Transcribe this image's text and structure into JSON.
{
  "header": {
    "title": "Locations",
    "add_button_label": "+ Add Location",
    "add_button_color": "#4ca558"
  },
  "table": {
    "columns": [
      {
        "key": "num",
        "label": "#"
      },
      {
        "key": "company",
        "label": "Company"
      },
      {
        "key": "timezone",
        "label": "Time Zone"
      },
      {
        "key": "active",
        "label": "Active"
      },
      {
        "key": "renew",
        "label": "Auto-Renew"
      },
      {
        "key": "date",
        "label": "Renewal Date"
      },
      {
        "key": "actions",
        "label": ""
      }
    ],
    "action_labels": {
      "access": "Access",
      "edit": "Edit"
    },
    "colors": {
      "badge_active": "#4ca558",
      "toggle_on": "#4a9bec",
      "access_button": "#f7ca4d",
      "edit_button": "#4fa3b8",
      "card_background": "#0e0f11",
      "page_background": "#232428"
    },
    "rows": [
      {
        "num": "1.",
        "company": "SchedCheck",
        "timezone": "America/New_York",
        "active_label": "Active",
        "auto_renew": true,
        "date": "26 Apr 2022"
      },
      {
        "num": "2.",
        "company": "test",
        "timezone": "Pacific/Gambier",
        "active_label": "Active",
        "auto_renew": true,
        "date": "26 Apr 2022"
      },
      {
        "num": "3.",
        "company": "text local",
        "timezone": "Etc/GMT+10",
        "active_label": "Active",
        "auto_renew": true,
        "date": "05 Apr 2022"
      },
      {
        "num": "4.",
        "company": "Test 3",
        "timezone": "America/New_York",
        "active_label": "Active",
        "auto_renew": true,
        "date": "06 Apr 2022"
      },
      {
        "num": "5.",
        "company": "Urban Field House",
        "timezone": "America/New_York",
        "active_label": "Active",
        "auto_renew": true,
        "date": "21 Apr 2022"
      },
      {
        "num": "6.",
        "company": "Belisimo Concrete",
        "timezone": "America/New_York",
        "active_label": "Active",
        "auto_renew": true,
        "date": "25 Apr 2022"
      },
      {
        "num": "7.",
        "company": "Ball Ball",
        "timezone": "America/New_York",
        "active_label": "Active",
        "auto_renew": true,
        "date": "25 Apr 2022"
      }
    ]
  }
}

======

[INSTRUCTION] Every record above should be output exactly.

[ANSWER TO THE TASK]
Transcribe this image's text and structure into JSON.
{
  "header": {
    "title": "Locations",
    "add_button_label": "+ Add Location",
    "add_button_color": "#4ca558"
  },
  "table": {
    "columns": [
      {
        "key": "num",
        "label": "#"
      },
      {
        "key": "company",
        "label": "Company"
      },
      {
        "key": "timezone",
        "label": "Time Zone"
      },
      {
        "key": "active",
        "label": "Active"
      },
      {
        "key": "renew",
        "label": "Auto-Renew"
      },
      {
        "key": "date",
        "label": "Renewal Date"
      },
      {
        "key": "actions",
        "label": ""
      }
    ],
    "action_labels": {
      "access": "Access",
      "edit": "Edit"
    },
    "colors": {
      "badge_active": "#4ca558",
      "toggle_on": "#4a9bec",
      "access_button": "#f7ca4d",
      "edit_button": "#4fa3b8",
      "card_background": "#0e0f11",
      "page_background": "#232428"
    },
    "rows": [
      {
        "num": "1.",
        "company": "SchedCheck",
        "timezone": "America/New_York",
        "active_label": "Active",
        "auto_renew": true,
        "date": "26 Apr 2022"
      },
      {
        "num": "2.",
        "company": "test",
        "timezone": "Pacific/Gambier",
        "active_label": "Active",
        "auto_renew": true,
        "date": "26 Apr 2022"
      },
      {
        "num": "3.",
        "company": "text local",
        "timezone": "Etc/GMT+10",
        "active_label": "Active",
        "auto_renew": true,
        "date": "05 Apr 2022"
      },
      {
        "num": "4.",
        "company": "Test 3",
        "timezone": "America/New_York",
        "active_label": "Active",
        "auto_renew": true,
        "date": "06 Apr 2022"
      },
      {
        "num": "5.",
        "company": "Urban Field House",
        "timezone": "America/New_York",
        "active_label": "Active",
        "auto_renew": true,
        "date": "21 Apr 2022"
      },
      {
        "num": "6.",
        "company": "Belisimo Concrete",
        "timezone": "America/New_York",
        "active_label": "Active",
        "auto_renew": true,
        "date": "25 Apr 2022"
      },
      {
        "num": "7.",
        "company": "Ball Ball",
        "timezone": "America/New_York",
        "active_label": "Active",
        "auto_renew": true,
        "date": "25 Apr 2022"
      }
    ]
  }
}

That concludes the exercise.